• GIVEN EXERCISE: Check every line of the material below for "Academy". Give the number of lines that have it, and only that.

• DATA FOR THIS TASK:
START

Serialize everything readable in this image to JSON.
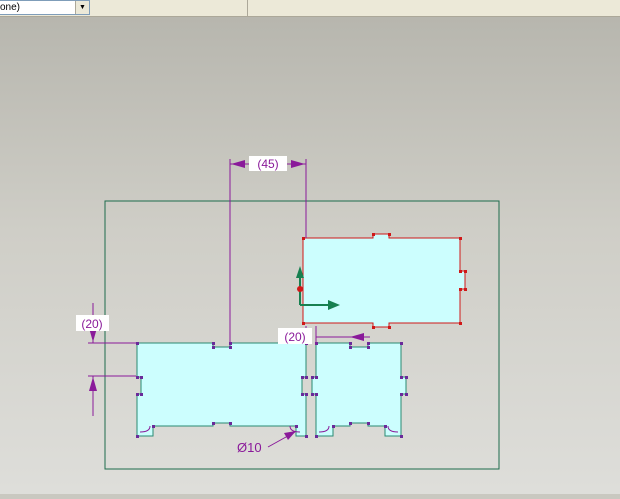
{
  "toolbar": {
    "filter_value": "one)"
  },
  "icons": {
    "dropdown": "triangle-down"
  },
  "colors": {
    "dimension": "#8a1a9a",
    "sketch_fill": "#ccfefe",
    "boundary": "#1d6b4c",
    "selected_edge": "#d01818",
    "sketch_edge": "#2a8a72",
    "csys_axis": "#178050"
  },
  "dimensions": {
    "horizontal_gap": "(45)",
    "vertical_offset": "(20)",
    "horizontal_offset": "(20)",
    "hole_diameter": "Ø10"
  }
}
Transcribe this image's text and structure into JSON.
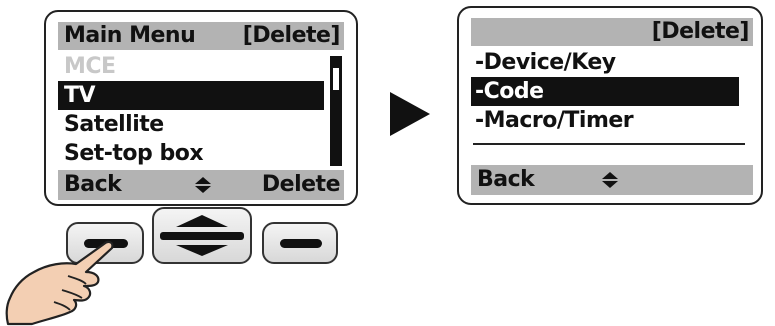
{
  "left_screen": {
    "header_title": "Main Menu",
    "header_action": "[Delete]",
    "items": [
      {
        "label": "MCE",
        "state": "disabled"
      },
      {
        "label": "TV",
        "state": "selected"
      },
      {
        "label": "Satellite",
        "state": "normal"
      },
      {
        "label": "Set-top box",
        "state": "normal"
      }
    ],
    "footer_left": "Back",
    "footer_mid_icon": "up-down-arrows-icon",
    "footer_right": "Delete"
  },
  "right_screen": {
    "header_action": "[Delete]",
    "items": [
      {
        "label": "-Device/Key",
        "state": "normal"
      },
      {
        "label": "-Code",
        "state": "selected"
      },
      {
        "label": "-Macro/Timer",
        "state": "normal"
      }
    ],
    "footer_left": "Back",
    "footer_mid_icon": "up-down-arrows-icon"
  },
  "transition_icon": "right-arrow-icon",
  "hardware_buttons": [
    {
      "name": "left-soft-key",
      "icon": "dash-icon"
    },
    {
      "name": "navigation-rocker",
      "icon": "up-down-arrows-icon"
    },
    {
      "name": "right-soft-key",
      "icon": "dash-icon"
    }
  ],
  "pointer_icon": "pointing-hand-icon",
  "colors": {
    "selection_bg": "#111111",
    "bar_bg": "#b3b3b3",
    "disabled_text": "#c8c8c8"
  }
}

END
START

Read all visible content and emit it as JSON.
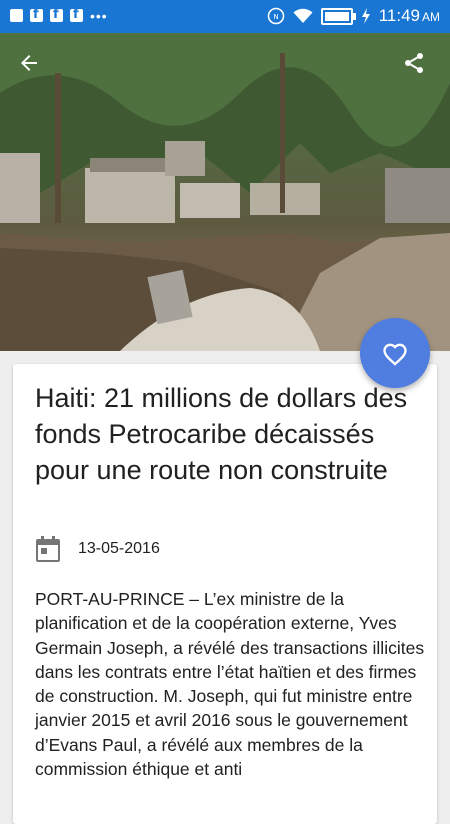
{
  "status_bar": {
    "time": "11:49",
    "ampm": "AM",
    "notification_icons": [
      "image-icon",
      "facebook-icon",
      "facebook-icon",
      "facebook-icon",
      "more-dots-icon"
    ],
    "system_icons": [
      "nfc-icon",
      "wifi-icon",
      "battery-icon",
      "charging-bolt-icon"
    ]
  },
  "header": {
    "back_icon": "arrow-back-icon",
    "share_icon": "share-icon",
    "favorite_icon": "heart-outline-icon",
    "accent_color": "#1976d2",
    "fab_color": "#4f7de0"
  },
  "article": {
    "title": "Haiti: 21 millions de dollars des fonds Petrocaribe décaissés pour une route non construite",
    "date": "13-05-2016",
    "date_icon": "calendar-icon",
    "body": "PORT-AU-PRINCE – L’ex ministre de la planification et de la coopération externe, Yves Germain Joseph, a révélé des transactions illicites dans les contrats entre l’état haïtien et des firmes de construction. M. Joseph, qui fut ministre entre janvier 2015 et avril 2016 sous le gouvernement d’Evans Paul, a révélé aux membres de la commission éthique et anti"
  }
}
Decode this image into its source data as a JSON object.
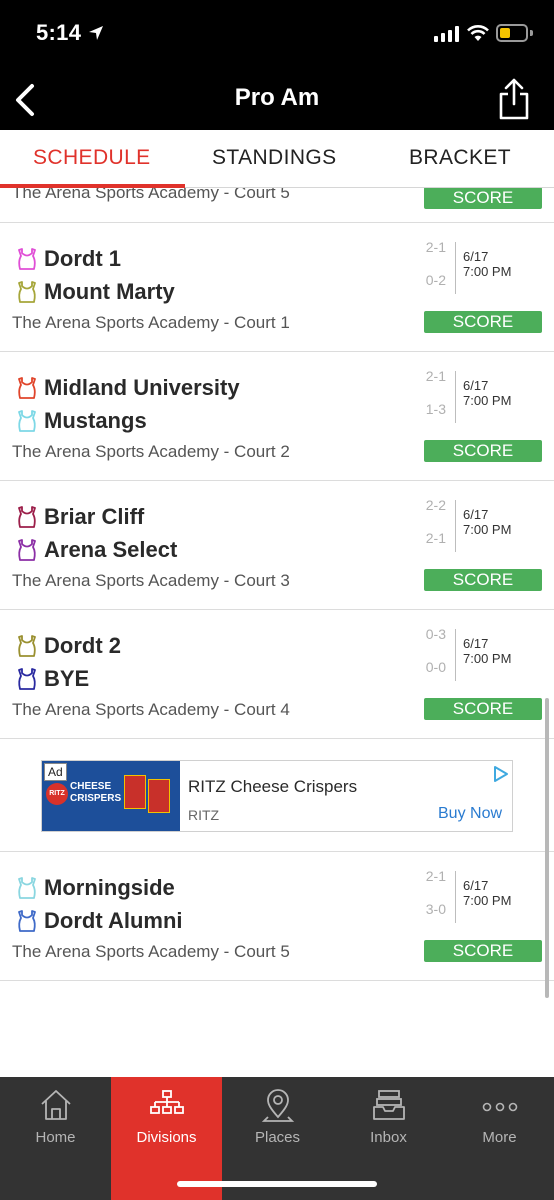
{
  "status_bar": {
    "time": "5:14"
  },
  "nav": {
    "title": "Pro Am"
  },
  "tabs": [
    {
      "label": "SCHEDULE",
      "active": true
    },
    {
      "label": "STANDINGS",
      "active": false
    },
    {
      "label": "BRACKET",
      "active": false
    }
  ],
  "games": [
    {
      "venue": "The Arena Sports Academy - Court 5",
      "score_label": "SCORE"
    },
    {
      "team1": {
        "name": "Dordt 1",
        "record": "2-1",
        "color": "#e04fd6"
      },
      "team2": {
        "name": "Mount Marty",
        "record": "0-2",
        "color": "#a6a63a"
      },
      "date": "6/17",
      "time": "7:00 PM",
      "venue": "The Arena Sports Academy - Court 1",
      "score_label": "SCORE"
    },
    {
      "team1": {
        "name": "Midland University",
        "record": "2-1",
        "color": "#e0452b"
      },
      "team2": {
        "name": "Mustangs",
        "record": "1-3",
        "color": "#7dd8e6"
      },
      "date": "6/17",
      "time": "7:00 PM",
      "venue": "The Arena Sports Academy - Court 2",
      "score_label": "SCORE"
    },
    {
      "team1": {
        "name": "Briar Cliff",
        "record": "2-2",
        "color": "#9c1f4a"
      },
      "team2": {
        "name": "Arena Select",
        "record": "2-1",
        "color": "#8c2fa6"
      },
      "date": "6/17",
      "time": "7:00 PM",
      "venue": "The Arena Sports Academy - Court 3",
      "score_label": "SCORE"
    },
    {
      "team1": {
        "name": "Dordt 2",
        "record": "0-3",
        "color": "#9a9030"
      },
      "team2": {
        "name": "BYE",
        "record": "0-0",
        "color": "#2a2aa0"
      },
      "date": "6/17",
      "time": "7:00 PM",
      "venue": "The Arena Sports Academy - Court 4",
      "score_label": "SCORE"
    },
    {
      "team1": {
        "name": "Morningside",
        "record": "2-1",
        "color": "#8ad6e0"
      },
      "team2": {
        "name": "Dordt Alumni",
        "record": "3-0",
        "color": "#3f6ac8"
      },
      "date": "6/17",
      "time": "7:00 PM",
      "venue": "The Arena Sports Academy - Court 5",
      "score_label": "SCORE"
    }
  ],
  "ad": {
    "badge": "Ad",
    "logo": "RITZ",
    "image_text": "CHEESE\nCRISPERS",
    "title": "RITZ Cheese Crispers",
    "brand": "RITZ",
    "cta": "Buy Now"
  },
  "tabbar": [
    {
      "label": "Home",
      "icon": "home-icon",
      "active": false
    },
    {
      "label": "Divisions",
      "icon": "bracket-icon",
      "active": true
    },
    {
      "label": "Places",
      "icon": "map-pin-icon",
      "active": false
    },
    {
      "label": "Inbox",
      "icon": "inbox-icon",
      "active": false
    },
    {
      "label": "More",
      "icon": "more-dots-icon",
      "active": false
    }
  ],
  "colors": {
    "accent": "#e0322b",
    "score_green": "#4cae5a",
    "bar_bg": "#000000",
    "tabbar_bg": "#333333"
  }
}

END
START

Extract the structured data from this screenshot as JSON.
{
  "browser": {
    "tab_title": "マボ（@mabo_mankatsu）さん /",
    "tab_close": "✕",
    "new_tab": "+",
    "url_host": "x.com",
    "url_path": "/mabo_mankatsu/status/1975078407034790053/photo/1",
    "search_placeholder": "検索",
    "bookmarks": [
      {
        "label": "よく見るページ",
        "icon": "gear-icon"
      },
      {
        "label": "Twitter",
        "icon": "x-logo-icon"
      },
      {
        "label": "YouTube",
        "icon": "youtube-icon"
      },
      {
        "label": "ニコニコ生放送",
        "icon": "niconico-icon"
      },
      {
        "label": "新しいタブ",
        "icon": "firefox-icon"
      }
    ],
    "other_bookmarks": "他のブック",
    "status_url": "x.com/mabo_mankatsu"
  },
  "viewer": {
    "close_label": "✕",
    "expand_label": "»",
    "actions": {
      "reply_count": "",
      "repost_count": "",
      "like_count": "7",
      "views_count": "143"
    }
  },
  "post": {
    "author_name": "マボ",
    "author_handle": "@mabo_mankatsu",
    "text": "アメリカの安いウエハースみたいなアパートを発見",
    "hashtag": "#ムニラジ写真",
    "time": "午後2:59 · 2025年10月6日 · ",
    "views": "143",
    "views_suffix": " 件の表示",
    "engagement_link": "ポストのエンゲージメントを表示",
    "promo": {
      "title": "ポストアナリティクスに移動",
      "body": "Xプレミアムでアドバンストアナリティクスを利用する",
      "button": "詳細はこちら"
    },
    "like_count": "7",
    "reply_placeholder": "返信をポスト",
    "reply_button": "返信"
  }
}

END

• SOLUTION: 6